**EXTRACTED INFORMATION:**
— Begin —
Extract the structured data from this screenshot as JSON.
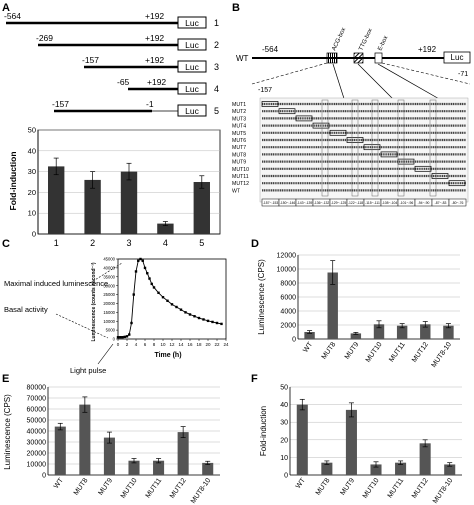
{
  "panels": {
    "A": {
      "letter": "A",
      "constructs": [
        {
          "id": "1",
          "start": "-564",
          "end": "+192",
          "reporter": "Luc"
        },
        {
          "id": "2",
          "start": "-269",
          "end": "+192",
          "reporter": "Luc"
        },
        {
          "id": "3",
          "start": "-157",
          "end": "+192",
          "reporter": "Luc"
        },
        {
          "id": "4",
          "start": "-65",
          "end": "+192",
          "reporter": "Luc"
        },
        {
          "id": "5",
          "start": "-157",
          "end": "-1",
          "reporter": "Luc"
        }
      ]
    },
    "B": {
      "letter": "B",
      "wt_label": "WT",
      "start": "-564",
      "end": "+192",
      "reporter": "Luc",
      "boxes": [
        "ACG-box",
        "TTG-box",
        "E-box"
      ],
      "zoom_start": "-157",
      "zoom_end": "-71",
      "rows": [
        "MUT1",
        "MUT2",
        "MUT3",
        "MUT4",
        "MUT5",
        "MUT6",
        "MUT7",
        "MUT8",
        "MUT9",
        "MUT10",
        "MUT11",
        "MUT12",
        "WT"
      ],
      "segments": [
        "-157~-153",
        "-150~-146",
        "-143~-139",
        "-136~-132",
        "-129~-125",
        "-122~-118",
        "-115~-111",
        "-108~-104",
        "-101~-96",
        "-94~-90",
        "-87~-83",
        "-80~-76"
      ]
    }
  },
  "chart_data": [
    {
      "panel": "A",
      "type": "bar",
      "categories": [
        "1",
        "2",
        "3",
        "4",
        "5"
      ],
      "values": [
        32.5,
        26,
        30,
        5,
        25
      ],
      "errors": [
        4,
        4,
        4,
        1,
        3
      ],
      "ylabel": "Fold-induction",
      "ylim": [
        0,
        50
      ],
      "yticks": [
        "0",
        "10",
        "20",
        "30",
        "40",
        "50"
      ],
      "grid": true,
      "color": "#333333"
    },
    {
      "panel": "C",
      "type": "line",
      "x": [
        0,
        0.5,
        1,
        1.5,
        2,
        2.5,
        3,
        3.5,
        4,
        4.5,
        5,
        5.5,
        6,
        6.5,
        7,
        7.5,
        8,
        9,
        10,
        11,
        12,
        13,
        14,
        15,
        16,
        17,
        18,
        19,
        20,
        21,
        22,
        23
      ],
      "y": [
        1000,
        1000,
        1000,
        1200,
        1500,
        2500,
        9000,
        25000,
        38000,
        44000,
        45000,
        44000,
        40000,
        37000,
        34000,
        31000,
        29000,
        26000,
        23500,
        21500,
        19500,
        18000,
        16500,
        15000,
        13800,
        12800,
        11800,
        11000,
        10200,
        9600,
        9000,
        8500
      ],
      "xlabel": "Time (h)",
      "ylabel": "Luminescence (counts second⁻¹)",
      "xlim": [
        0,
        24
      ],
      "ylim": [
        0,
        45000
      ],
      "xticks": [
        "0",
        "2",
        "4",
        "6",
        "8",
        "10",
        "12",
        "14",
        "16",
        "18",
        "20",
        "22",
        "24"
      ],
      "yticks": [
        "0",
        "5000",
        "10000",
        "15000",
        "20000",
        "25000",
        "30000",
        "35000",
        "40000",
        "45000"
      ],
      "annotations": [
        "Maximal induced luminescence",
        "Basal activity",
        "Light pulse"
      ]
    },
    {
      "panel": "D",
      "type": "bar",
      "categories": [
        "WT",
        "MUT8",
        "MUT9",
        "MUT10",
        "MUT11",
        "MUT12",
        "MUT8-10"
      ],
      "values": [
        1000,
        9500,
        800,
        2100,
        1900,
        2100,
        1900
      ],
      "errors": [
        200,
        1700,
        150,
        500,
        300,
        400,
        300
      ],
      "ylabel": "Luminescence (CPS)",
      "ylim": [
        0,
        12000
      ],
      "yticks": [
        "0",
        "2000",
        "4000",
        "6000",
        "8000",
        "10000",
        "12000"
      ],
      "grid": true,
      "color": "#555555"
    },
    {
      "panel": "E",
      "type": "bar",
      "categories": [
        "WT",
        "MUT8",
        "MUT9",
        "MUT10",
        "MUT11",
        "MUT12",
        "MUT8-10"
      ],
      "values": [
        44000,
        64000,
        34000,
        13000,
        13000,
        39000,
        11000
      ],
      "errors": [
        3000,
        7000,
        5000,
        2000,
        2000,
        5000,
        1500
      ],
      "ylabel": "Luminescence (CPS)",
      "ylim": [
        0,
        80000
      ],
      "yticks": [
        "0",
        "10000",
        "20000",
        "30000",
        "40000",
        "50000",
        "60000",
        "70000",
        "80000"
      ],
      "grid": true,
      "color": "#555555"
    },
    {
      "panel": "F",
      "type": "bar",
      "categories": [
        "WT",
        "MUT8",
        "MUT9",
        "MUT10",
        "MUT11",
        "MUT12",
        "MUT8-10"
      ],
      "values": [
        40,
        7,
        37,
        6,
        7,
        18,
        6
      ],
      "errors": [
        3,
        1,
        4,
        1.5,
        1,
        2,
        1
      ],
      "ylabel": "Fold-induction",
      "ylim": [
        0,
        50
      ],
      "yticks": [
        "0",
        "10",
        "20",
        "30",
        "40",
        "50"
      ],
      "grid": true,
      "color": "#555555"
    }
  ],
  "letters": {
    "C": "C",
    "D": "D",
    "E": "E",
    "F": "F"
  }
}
— End —
— Begin —
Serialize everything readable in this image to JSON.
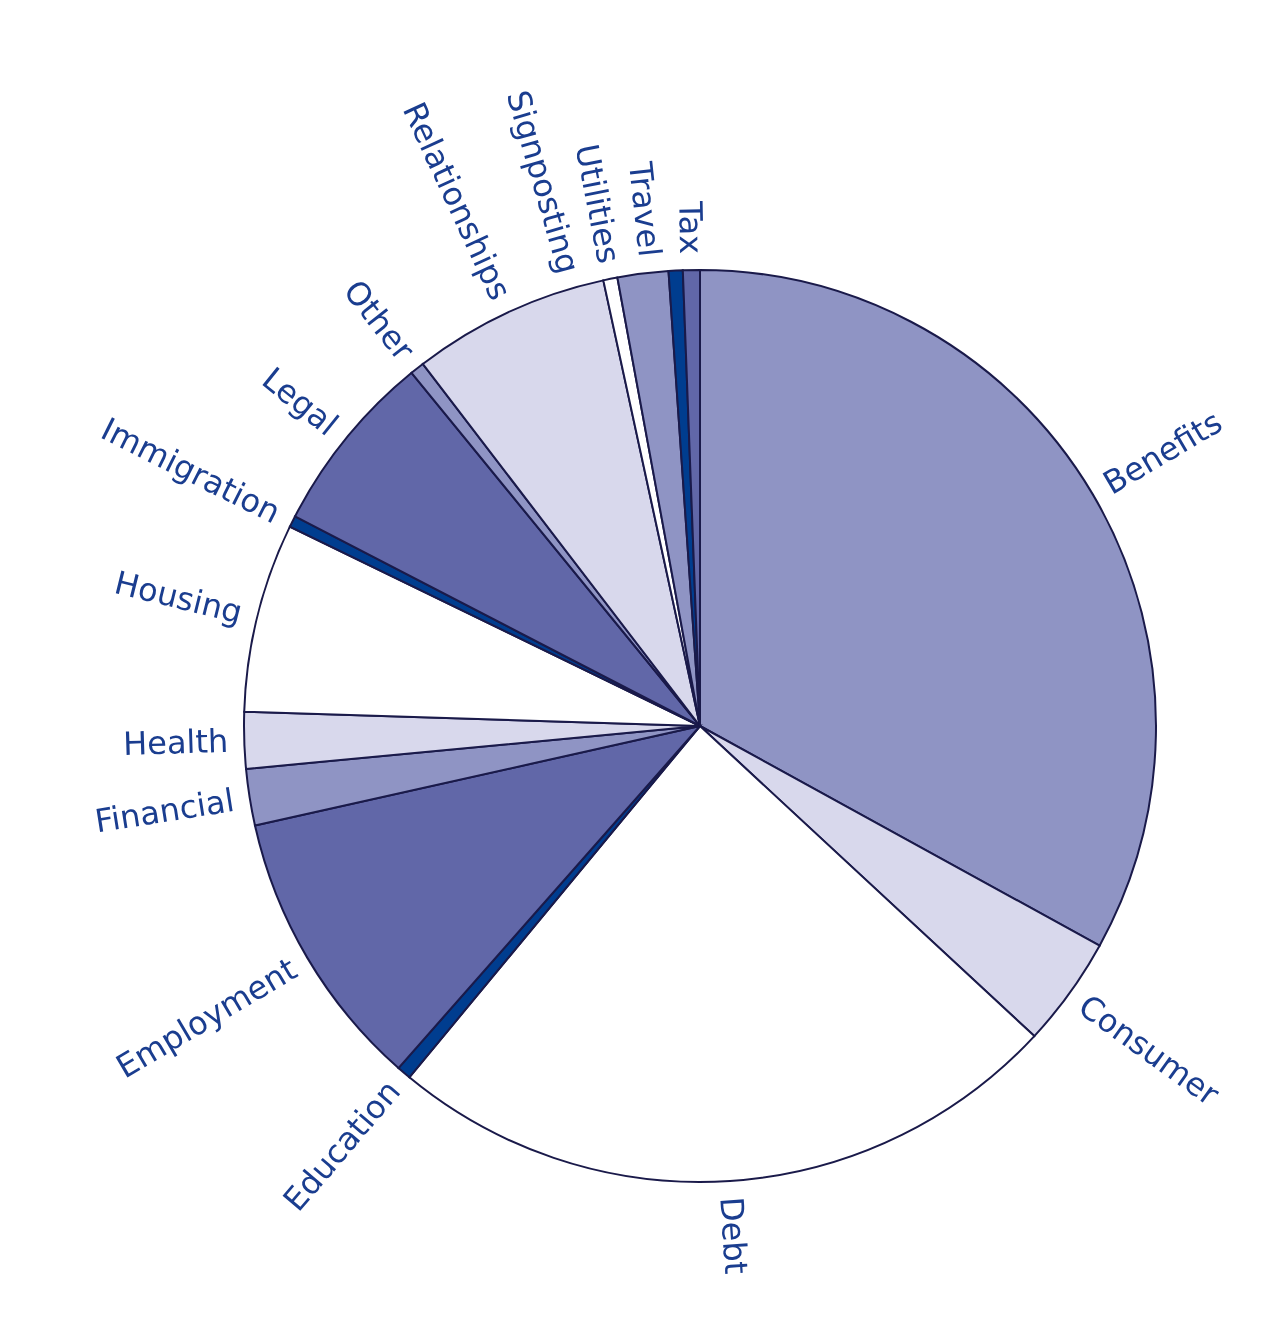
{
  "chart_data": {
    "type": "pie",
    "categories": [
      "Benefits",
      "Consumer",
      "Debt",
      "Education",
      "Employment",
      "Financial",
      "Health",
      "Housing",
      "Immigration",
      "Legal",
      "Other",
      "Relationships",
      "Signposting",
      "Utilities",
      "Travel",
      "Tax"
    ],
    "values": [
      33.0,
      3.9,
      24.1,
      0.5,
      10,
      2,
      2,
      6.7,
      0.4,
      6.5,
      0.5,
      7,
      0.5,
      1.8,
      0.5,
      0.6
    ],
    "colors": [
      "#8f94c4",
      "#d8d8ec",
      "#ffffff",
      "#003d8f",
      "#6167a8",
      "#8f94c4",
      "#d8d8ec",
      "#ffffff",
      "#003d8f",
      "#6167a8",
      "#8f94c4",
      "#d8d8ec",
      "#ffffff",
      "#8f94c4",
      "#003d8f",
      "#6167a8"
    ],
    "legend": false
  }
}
— End —
**YOUR INSTRUCTIONS:** Go over the data above and copy every line that has the word "JSON" in it.

**CORRECT RESULT:**
Extract the structured data from this screenshot as JSON.
Serialize everything readable in this image to JSON.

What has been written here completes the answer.